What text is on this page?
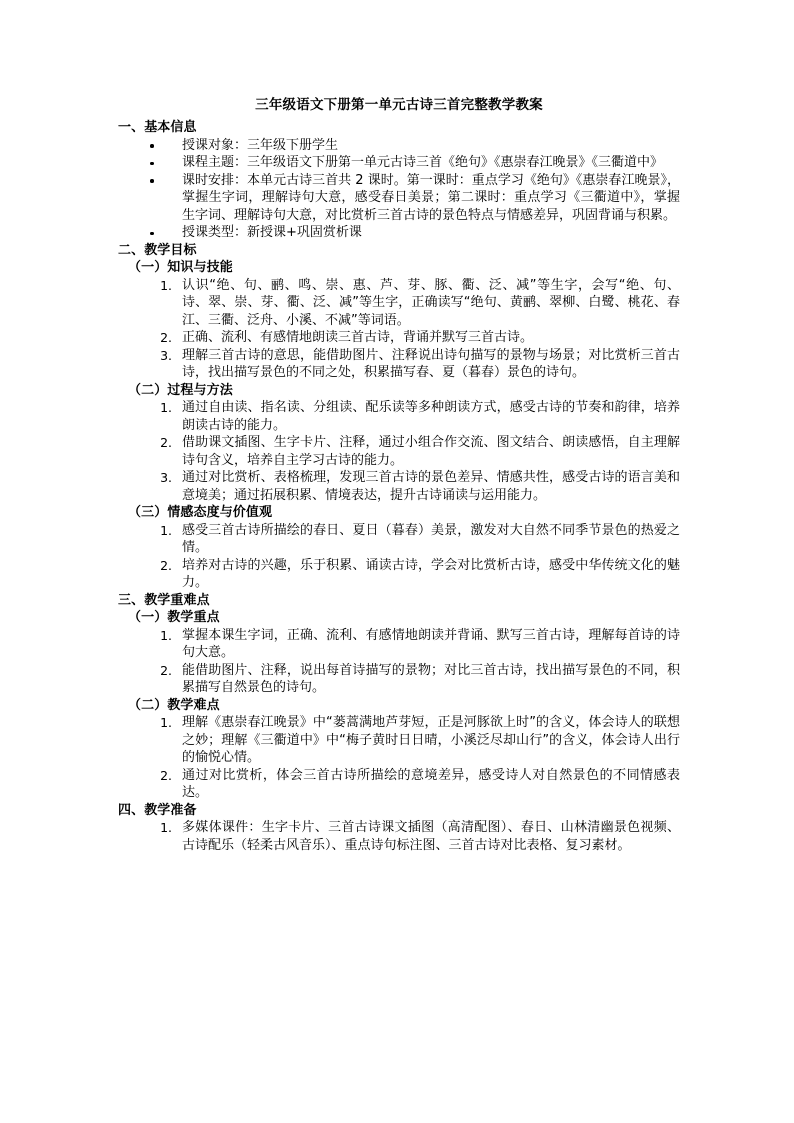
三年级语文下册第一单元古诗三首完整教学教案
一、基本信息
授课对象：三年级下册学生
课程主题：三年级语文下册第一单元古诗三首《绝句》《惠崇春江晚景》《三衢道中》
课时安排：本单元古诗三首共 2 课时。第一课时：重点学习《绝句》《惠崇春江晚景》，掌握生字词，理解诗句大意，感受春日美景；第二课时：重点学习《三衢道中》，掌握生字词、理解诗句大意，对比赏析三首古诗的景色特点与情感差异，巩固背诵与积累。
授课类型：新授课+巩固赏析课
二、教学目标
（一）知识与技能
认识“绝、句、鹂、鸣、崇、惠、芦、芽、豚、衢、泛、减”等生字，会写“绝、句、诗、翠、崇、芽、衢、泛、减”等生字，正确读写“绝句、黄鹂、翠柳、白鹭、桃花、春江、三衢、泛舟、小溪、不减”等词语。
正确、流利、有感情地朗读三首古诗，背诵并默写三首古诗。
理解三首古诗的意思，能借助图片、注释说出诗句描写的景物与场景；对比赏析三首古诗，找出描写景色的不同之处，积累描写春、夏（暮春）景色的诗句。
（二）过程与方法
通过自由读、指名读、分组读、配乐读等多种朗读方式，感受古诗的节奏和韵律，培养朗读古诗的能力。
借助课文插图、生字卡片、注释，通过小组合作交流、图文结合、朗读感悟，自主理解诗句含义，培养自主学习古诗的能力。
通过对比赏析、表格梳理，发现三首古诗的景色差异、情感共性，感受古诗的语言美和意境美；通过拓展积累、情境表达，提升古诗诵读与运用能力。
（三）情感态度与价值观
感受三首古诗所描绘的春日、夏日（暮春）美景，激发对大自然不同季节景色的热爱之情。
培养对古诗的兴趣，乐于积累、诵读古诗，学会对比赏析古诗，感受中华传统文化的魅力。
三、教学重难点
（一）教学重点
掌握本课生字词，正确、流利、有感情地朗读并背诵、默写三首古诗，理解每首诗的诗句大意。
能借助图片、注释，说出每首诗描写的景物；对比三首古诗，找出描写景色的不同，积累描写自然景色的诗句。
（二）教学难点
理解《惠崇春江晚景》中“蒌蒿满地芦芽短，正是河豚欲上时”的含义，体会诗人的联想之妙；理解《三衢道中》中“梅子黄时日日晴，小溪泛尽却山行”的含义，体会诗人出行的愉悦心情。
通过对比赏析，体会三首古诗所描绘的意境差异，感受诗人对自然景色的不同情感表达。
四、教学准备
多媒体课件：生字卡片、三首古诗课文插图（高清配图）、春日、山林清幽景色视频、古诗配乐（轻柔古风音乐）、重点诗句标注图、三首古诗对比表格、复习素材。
+--
→ PROBLEM DESCRIPTION
Look through the records and gather every line containing "三衢道中".

→ OUTPUT OF THE TASK
课程主题：三年级语文下册第一单元古诗三首《绝句》《惠崇春江晚景》《三衢道中》
课时安排：本单元古诗三首共 2 课时。第一课时：重点学习《绝句》《惠崇春江晚景》，掌握生字词，理解诗句大意，感受春日美景；第二课时：重点学习《三衢道中》，掌握生字词、理解诗句大意，对比赏析三首古诗的景色特点与情感差异，巩固背诵与积累。
理解《惠崇春江晚景》中“蒌蒿满地芦芽短，正是河豚欲上时”的含义，体会诗人的联想之妙；理解《三衢道中》中“梅子黄时日日晴，小溪泛尽却山行”的含义，体会诗人出行的愉悦心情。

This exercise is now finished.